• **REQUIRED WORK**
The records below are made of lines; count those holding the word "thiếu" and give the number only.

• **DATASET EXCERPTS**
++++++++

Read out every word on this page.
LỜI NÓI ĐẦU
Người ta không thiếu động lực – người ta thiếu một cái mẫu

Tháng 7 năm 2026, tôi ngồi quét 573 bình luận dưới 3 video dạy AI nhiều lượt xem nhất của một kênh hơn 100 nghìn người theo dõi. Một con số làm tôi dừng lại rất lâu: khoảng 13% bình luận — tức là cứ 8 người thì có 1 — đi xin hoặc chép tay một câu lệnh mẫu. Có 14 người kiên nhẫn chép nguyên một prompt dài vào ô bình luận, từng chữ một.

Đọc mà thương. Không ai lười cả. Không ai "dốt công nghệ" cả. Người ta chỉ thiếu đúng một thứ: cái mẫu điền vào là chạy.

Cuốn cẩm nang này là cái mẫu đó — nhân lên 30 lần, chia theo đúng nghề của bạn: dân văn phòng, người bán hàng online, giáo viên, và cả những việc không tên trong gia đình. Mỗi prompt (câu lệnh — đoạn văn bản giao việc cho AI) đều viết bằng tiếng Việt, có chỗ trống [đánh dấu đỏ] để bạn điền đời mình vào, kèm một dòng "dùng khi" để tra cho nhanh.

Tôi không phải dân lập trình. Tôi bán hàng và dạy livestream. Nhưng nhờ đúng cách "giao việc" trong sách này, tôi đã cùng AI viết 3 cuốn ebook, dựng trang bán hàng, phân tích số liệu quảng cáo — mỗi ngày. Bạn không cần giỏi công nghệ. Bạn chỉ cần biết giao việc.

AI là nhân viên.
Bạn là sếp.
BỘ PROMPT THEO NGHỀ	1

++++++++

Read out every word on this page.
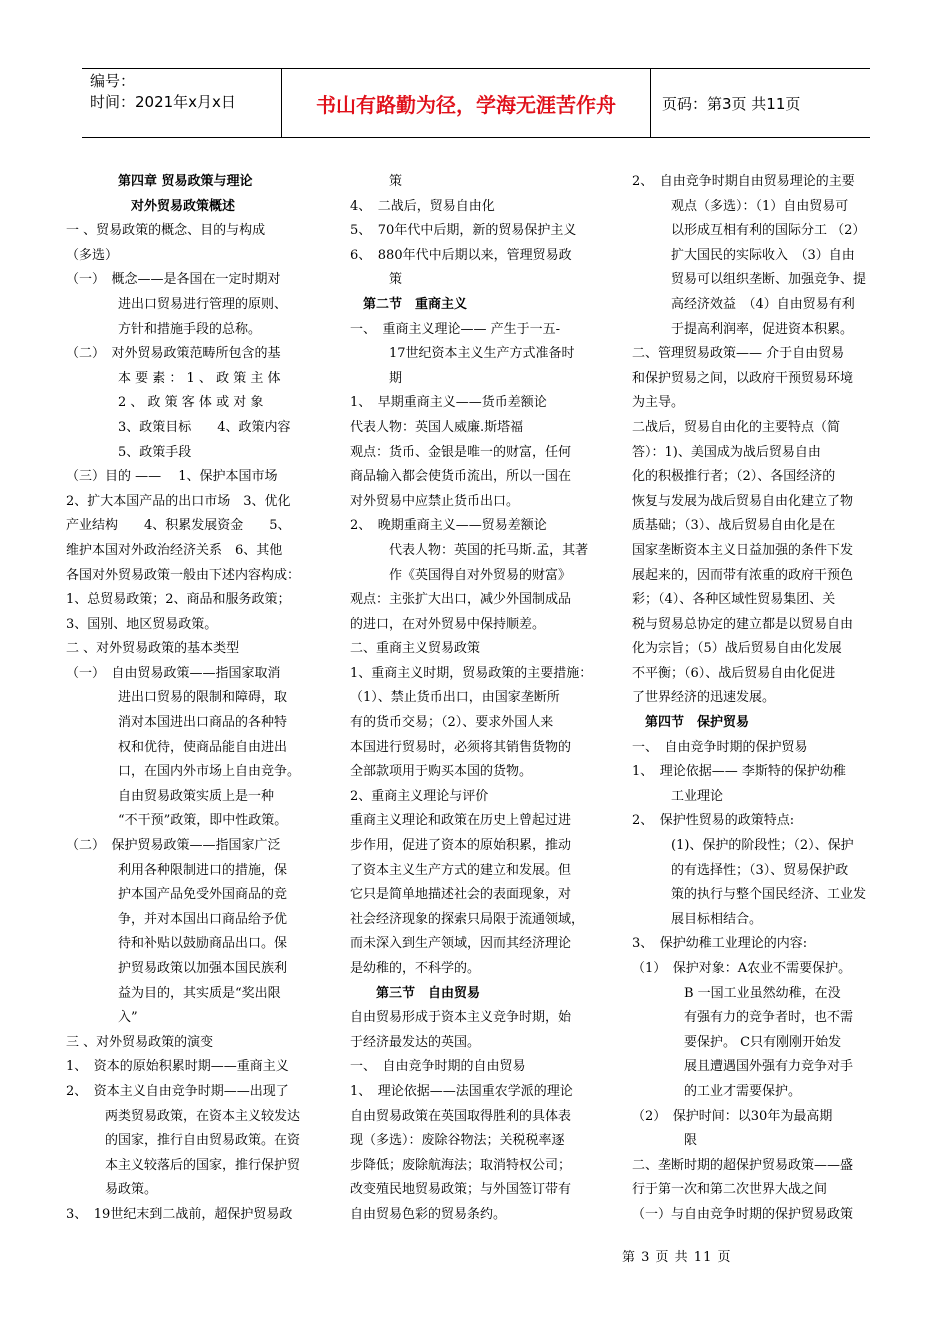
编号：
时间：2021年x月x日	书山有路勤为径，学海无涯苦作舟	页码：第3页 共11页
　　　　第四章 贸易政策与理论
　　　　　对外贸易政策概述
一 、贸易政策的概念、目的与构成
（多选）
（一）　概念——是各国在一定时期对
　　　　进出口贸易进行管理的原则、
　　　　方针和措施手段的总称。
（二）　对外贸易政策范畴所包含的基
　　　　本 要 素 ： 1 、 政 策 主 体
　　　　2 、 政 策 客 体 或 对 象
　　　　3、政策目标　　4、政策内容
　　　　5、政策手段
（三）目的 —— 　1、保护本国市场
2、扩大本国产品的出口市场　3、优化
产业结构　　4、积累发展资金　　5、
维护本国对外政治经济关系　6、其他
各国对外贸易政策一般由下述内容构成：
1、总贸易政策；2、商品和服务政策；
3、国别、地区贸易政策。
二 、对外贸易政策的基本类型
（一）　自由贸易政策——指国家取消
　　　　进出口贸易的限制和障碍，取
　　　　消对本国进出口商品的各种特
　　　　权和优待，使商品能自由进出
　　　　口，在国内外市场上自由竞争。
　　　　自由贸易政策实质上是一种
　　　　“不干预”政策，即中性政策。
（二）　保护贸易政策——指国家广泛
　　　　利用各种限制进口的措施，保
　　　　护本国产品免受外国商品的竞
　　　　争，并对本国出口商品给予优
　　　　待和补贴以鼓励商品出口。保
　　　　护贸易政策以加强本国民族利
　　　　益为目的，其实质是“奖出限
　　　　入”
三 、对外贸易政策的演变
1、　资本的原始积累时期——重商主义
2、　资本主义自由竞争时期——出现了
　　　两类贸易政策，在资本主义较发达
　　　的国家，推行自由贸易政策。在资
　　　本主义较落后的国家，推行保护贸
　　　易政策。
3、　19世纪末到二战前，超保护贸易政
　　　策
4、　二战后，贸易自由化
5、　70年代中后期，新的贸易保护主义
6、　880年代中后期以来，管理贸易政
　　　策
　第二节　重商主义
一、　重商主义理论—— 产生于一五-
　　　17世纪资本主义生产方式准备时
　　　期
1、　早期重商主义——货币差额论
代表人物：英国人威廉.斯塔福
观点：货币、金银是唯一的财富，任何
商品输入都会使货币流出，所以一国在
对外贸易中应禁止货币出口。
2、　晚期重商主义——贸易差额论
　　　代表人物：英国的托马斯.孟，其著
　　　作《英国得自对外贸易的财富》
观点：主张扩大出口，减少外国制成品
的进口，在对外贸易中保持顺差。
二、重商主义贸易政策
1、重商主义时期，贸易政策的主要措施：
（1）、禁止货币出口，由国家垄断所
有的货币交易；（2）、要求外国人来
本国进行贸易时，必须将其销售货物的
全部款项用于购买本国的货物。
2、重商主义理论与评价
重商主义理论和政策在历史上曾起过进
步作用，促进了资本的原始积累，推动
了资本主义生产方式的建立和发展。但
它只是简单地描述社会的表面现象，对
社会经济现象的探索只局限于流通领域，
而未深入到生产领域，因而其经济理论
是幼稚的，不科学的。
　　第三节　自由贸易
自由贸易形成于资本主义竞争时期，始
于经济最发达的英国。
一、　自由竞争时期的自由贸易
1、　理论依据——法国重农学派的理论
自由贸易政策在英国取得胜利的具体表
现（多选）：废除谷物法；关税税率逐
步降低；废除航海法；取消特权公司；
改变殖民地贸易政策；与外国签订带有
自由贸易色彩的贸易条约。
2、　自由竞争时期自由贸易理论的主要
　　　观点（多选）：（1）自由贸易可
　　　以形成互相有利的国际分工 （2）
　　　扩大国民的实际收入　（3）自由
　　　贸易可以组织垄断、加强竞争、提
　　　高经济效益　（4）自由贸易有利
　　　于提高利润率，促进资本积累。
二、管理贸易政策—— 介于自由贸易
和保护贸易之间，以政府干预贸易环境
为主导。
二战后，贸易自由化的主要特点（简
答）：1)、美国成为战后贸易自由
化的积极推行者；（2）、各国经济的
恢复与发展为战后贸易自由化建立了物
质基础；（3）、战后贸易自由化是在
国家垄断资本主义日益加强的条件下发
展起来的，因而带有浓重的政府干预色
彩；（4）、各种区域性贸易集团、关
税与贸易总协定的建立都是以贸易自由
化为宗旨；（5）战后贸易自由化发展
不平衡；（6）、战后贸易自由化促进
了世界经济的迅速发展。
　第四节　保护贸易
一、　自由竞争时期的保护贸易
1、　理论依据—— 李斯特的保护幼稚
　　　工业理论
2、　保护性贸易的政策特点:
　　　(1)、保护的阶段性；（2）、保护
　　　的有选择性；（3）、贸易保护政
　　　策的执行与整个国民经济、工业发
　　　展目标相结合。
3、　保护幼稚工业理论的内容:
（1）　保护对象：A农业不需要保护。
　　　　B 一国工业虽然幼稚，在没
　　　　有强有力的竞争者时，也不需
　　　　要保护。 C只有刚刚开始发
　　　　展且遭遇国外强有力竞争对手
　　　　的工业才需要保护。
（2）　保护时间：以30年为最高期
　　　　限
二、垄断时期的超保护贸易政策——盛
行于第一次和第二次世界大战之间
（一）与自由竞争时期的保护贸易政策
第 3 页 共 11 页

++++++++

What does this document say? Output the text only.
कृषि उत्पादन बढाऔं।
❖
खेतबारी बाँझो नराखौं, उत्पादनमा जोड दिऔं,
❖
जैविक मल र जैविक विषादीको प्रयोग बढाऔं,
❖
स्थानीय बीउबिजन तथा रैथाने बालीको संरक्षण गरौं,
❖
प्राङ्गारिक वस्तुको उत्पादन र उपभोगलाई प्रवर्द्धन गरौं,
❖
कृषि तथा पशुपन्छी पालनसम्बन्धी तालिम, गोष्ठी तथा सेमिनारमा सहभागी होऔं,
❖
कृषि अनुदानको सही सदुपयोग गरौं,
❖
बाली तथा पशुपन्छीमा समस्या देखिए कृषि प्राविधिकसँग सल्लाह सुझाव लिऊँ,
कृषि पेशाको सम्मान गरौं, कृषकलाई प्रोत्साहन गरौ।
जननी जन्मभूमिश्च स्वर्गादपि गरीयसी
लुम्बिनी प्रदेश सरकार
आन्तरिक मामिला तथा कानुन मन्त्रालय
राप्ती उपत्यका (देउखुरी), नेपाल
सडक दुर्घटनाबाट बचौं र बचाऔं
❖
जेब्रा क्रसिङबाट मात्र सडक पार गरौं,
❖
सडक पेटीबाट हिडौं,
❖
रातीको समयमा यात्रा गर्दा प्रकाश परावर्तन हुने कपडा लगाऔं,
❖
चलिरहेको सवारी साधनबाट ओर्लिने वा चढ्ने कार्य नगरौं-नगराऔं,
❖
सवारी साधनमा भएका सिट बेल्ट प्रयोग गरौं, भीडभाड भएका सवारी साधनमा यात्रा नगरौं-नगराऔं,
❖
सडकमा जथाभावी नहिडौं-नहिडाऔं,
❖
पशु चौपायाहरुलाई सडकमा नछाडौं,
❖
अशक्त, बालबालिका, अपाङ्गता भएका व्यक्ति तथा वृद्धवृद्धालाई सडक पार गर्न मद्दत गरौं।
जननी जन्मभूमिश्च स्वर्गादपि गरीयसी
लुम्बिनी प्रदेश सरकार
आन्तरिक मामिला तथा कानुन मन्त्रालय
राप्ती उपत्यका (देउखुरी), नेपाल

++++++++

• **RESPONSE FOR THIS EXERCISE**
2